GIVEN EXERCISE A: Repeat word for word the part of the Katherine Parr portraits passage that opens with the words containing "I will confess" and closes with "Lady (British Museum)".
GIVEN EXERCISE B: Carry on the Katherine Parr portraits passage, picking up right after its final line.

SOURCE DOCUMENT:
::::::::

The Melton Constable or Hastings portrait of Queen Katherine Parr
Katherine Parr by Master John
The Jersey Portrait of Katherine Parr
The above three paintings of Katherine Parr show an attractive, stylish woman.
Katherine Parr by Lucas Horenbout
The above miniature of Katherine Parr shows neither.
I will confess to having had the same relationship to it as many people have to the Anne Boleyn miniature – I have simply refused to believe that it is of Katherine Parr. I have since amended that belief, however, since starting this research and I hope that others will do the same if they agree with my theory and put aside their instinctive dislike for the Buccleuch miniature as a representation of Anne Boleyn.
Anne Boleyn – The Bradford Holbein Drawing of a Lady (British Museum)

::::::::

DATASET EXCERPT:
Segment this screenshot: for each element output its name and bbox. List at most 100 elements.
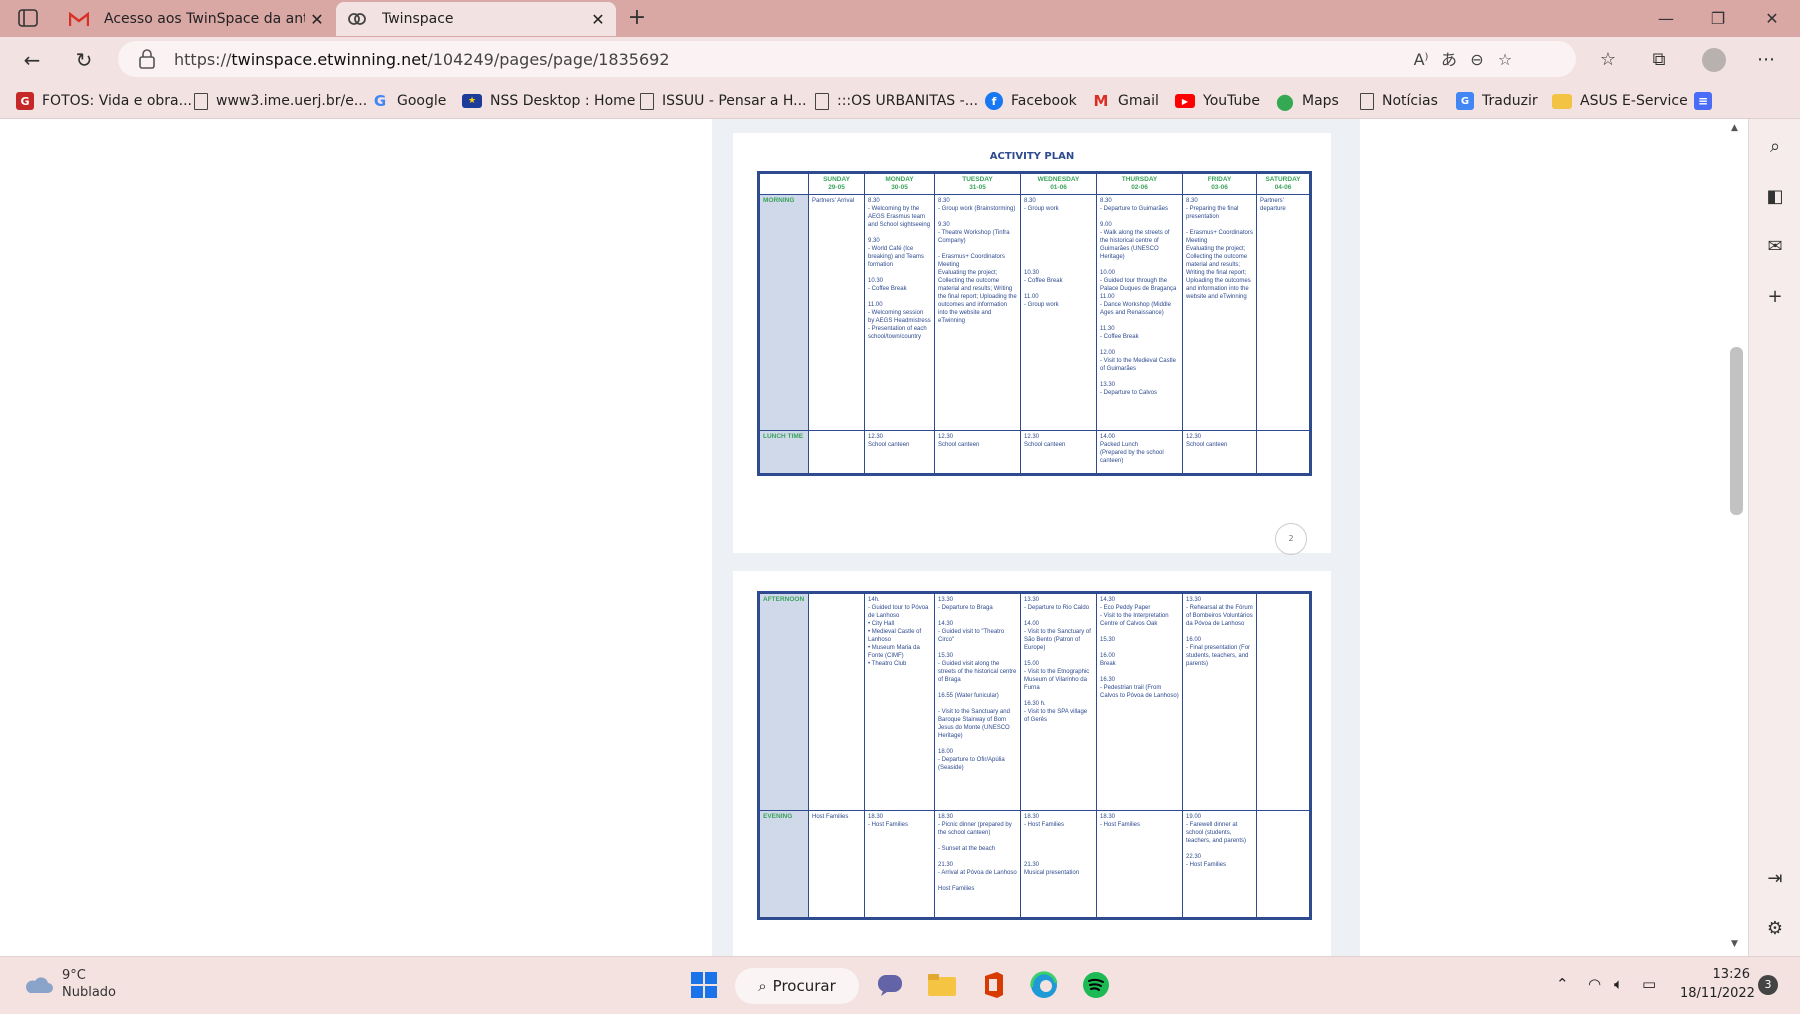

::::::::

TASK RESULT A:
I will confess to having had the same relationship to it as many people have to the Anne Boleyn miniature – I have simply refused to believe that it is of Katherine Parr. I have since amended that belief, however, since starting this research and I hope that others will do the same if they agree with my theory and put aside their instinctive dislike for the Buccleuch miniature as a representation of Anne Boleyn.
Anne Boleyn – The Bradford Holbein Drawing of a Lady (British Museum)

TASK RESULT B:
Portrait of a lady, formerly thought to be Anne Boleyn, head and shoulders of a woman turned to right and looking to right, wearing a head-dress, necklace and bodice with a square neckline. Black chalk, partly stumped, and red chalk, with brush drawing in black ink, and with yellow wash; on pale pink prepared paper; corners cut diagonally.
Inscriptions Inscription Content: Inscribed in a seventeenth-century hand in brown ink, to the left of the sitter, “Anna Bullen de collata / Fuit Londini 19 May 1536”.
Curator's comments Although imperfectly preserved, this drawing is of high quality and equal to the best of the portrait drawings by Holbein in the Royal Collection at Windsor Castle. It was undoubtedly executed during the artist's second stay in England, when he had abandoned the practice of drawing portraits in coloured chalks on unprimed paper on a relatively large scale in favour of working on paper prepared with a flesh colour, on a smaller scale.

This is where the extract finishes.